Go through the listing and pick out each line with the word "Body" in it.

--- START OF INPUT ---

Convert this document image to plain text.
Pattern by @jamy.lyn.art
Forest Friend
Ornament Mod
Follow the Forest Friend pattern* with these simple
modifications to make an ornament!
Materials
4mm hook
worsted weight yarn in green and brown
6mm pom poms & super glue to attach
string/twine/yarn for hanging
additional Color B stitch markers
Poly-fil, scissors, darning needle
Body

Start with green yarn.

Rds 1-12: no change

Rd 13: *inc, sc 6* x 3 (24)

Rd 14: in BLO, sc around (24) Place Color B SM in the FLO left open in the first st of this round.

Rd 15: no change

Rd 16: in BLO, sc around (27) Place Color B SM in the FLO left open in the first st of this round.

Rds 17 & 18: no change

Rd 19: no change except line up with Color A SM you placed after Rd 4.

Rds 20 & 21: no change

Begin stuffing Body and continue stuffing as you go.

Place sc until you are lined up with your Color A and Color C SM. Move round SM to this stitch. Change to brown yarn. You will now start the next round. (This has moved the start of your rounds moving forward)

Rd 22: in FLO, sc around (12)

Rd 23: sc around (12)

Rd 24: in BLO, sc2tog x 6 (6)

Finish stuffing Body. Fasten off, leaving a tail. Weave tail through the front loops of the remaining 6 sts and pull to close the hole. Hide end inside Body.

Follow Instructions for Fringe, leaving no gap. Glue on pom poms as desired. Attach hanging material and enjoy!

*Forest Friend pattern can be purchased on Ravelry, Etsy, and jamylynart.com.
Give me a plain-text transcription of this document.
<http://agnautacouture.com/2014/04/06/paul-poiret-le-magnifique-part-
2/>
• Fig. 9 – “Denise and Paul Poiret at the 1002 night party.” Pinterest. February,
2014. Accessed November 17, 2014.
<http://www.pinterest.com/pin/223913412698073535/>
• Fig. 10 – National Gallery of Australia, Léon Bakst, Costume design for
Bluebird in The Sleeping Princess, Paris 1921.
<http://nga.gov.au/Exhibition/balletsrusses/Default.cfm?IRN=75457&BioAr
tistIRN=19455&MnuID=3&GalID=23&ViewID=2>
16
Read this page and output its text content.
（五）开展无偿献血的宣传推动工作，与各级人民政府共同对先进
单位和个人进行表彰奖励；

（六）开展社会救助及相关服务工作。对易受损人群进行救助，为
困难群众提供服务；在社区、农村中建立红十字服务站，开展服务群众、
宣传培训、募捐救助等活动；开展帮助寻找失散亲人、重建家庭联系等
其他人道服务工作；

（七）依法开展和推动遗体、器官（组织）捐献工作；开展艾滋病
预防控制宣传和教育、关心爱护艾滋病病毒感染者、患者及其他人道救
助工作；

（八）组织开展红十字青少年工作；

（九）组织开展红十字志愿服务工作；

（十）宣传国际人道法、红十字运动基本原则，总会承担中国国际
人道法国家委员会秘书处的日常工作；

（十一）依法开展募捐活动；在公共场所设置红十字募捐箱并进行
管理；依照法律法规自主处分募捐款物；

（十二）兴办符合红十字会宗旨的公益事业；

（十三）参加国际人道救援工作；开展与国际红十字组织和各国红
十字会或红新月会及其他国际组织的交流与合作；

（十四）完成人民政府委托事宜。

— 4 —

--- END OF INPUT ---

**RESPONSE FOR THIS EXERCISE**
Body
Begin stuffing Body and continue stuffing as you go.
Finish stuffing Body. Fasten off, leaving a tail. Weave tail through the front loops of the remaining 6 sts and pull to close the hole. Hide end inside Body.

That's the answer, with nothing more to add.